> _OBJECTIVE_
Translate this sentence from the forum thread below about words for "key" into Spanish: "I was walking with French-speaking friends recently and we talked about "indices" proving that we were on the right track."

> _PROVIDED TEXT_

START

Great story about the importance of the colour brown in connection with riches...


----------



## apmoy70

In Greek:


_Door key_ = *«Κλειδί»* [kliˈði] (neut.) < Byzantine Greek neuter diminutive *«κλειδίον» kleidíon* of the Classical 3rd declension feminine noun *«κλείς» kleís* (nom. sinɡ.), *«κλειδός» kleidós* (ɡen. sinɡ.).
_Beer key_ = *«Ανοιχτήρι»* [aniˈxtiɾi] (neut.) --> lit. _opener_ < Byzantine Greek neuter noun *«ἀνοικτήριον» anoiktḗrion* (idem) < Byzantine Greek v. *«ἀνοίγω» anoíɡō* --> _to open_ < Classical athematic v. *«ἀνοίγνυμι» ănoíɡnŭmĭ*.
_Music key_ = *«Μουσικό κλειδί»* [mus̠iˈko̞ kliˈði] (both neut.).
_Spanner/wrench_ = *«Κλειδί»* [kliˈði] (neut.).
_Clue(s)_ = *«Στοιχείο, -α»* [s̠tiˈçi.o̞] (neut. nom. sing.), [s̠tiˈçi.a] (neut. nom. pl.) --> _(chemical) element(s), component(s), font(s) in free-standing/alphabetical form, clue(s)_ < Classical deverbative neut. noun *«στοιχεῖον» stoikʰeîŏn* (idem) < Classical v. *«στοιχέω/στοιχῶ» stoikʰéō* (uncontracted)/*stoiʰkô* (contracted) --> _to form a row, to stand in file and rank, to match, agree, be content, follow_ (PIE *stei̯gʰ- _to stride_ cf Proto-Germanic *stikaną > Ger. stechen, Dt. steken, *staigriz > Eng. stair, Dt. steiger; Proto-Slavic *stignǫti > Rus. постигнуть, OCS постигнѫти > BCS stignuti/стигнути).


----------



## ThomasK

I see I have not had too many answers referring to the concrete question I "launched" in #11, but I quite understand. I repeat it here, with the answers for Italian: 



Linnets said:


> In Italian:
> 
> (door) key _chiave_;
> beer key _apribottiglie_;
> music key _chiave musicale_;
> spanner/wrench _chiave _(_meccanica_);
> clues _indizi_.


What I notice so far is that 

- the beer key is not always called a key
- the key metaphors for indications seems to be less common too


----------



## Forero

ThomasK said:


> I see I have not had too many answers referring to the concrete question I "launched" in #11, but I quite understand. I repeat it here, with the answers for Italian:
> 
> 
> What I notice so far is that
> 
> - the beer key is not always called a key
> - the key metaphors for *clue*s seems to be less common too


"Indications" means "clues" in French, but not in English.


----------



## ThomasK

I wondered about that, but thought of "I have no *clue*", and I now find a list here showing how "clue" is used as some kind of indication. But I suppose you mean that one cannot use "clé" in French in that meaning. I was walking with French-speaking friends recently and we talked about "indices" proving that we were on the right track.

But I suddenly realize: you are referring to "*indications*" as opposed to the French "*indices*", I guess. Those are false friends...


----------

END

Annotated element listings

START

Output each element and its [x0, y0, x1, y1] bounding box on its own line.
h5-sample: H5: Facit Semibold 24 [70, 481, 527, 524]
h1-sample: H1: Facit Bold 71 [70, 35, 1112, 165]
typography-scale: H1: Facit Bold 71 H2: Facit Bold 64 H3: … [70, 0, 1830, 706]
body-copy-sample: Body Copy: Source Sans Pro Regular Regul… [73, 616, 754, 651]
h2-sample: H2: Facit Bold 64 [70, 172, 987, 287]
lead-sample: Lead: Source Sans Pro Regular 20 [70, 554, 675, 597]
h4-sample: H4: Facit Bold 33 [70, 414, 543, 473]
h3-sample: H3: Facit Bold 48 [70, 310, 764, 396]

END

> _WRITTEN ANSWER_
Hace poco estaba paseando con unos amigos francófonos y hablamos de "indices" que demostraban que íbamos por buen camino.